-- Entries provided start --
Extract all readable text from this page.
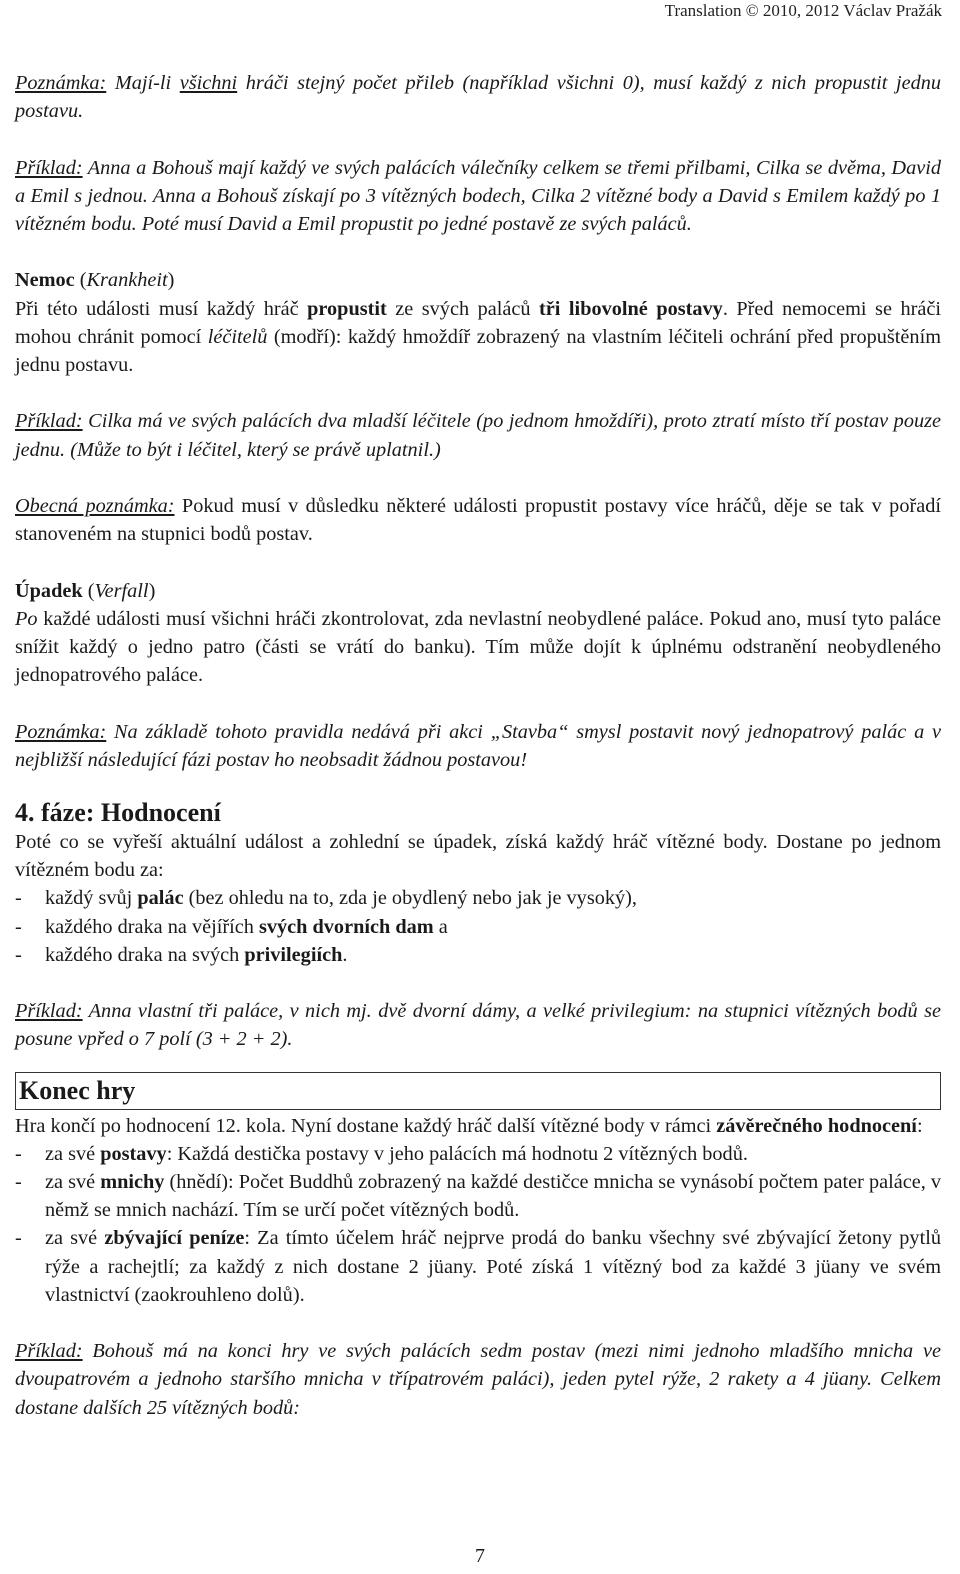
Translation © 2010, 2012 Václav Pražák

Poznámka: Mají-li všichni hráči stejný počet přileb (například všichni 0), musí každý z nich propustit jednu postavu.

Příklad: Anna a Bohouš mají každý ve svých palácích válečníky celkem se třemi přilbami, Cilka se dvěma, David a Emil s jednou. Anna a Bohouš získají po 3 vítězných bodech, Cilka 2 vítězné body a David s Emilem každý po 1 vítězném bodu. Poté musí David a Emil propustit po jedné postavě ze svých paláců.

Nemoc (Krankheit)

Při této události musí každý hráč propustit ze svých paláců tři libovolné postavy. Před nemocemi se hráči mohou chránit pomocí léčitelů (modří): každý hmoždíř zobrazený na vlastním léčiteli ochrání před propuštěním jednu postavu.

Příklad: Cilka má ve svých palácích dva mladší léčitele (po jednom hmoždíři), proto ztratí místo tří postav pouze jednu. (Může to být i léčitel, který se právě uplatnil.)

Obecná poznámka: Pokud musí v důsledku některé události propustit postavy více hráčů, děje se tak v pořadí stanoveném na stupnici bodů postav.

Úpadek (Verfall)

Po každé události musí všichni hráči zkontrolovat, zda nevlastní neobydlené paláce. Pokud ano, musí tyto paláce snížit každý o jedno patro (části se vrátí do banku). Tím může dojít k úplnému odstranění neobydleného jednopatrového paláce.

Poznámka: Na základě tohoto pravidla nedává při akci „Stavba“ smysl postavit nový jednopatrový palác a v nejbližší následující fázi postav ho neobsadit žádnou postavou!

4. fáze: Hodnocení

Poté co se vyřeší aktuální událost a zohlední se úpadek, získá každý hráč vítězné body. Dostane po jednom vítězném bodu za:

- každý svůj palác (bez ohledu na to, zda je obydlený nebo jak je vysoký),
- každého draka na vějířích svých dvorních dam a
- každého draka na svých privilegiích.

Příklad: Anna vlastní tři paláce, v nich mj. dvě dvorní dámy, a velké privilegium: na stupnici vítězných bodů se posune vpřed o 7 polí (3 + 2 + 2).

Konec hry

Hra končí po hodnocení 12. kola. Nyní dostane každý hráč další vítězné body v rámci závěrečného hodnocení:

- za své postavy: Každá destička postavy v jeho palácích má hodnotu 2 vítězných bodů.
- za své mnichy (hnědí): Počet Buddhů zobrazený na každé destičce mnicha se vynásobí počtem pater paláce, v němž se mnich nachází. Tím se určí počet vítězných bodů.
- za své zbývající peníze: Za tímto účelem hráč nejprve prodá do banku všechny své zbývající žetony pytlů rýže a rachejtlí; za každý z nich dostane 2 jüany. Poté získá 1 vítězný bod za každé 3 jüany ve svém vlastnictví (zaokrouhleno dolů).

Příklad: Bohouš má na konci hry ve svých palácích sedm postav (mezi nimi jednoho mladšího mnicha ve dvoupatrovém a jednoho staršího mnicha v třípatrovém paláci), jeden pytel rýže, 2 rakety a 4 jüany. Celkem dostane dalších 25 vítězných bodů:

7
-- Entries provided end --
Search the data for "stupnici". Copy every line that has it.

Obecná poznámka: Pokud musí v důsledku některé události propustit postavy více hráčů, děje se tak v pořadí stanoveném na stupnici bodů postav.
Příklad: Anna vlastní tři paláce, v nich mj. dvě dvorní dámy, a velké privilegium: na stupnici vítězných bodů se posune vpřed o 7 polí (3 + 2 + 2).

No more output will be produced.